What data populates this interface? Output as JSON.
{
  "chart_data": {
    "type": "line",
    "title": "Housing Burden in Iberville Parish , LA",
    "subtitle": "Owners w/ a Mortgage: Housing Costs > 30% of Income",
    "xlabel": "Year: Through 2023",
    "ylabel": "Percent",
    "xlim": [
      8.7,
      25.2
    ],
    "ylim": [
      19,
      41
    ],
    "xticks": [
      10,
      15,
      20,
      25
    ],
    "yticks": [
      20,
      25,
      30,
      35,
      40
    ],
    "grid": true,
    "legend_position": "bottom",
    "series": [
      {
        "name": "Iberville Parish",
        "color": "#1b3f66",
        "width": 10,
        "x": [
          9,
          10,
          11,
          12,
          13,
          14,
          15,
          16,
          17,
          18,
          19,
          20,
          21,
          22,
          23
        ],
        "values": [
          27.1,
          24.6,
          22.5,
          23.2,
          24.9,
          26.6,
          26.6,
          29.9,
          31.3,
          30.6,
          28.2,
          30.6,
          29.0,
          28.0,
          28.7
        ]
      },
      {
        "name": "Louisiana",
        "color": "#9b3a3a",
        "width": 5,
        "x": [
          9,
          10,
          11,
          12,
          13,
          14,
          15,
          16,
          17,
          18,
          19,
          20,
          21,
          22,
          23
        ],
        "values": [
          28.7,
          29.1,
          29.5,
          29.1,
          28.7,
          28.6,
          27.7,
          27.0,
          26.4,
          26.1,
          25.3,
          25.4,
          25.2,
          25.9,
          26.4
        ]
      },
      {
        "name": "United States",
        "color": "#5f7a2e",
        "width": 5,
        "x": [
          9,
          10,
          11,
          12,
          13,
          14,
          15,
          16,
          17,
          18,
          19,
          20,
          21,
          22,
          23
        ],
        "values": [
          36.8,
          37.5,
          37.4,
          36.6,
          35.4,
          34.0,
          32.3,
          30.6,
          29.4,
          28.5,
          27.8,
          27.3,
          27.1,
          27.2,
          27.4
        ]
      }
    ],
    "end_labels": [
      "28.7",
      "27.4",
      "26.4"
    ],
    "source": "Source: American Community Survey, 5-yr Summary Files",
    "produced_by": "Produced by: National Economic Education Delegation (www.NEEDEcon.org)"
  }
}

# WHAT YOU WILL DO
What do the records say? Quote them all exactly.

# SOLVED EXERCISE
What data populates this interface? Output as JSON.
{
  "chart_data": {
    "type": "line",
    "title": "Housing Burden in Iberville Parish , LA",
    "subtitle": "Owners w/ a Mortgage: Housing Costs > 30% of Income",
    "xlabel": "Year: Through 2023",
    "ylabel": "Percent",
    "xlim": [
      8.7,
      25.2
    ],
    "ylim": [
      19,
      41
    ],
    "xticks": [
      10,
      15,
      20,
      25
    ],
    "yticks": [
      20,
      25,
      30,
      35,
      40
    ],
    "grid": true,
    "legend_position": "bottom",
    "series": [
      {
        "name": "Iberville Parish",
        "color": "#1b3f66",
        "width": 10,
        "x": [
          9,
          10,
          11,
          12,
          13,
          14,
          15,
          16,
          17,
          18,
          19,
          20,
          21,
          22,
          23
        ],
        "values": [
          27.1,
          24.6,
          22.5,
          23.2,
          24.9,
          26.6,
          26.6,
          29.9,
          31.3,
          30.6,
          28.2,
          30.6,
          29.0,
          28.0,
          28.7
        ]
      },
      {
        "name": "Louisiana",
        "color": "#9b3a3a",
        "width": 5,
        "x": [
          9,
          10,
          11,
          12,
          13,
          14,
          15,
          16,
          17,
          18,
          19,
          20,
          21,
          22,
          23
        ],
        "values": [
          28.7,
          29.1,
          29.5,
          29.1,
          28.7,
          28.6,
          27.7,
          27.0,
          26.4,
          26.1,
          25.3,
          25.4,
          25.2,
          25.9,
          26.4
        ]
      },
      {
        "name": "United States",
        "color": "#5f7a2e",
        "width": 5,
        "x": [
          9,
          10,
          11,
          12,
          13,
          14,
          15,
          16,
          17,
          18,
          19,
          20,
          21,
          22,
          23
        ],
        "values": [
          36.8,
          37.5,
          37.4,
          36.6,
          35.4,
          34.0,
          32.3,
          30.6,
          29.4,
          28.5,
          27.8,
          27.3,
          27.1,
          27.2,
          27.4
        ]
      }
    ],
    "end_labels": [
      "28.7",
      "27.4",
      "26.4"
    ],
    "source": "Source: American Community Survey, 5-yr Summary Files",
    "produced_by": "Produced by: National Economic Education Delegation (www.NEEDEcon.org)"
  }
}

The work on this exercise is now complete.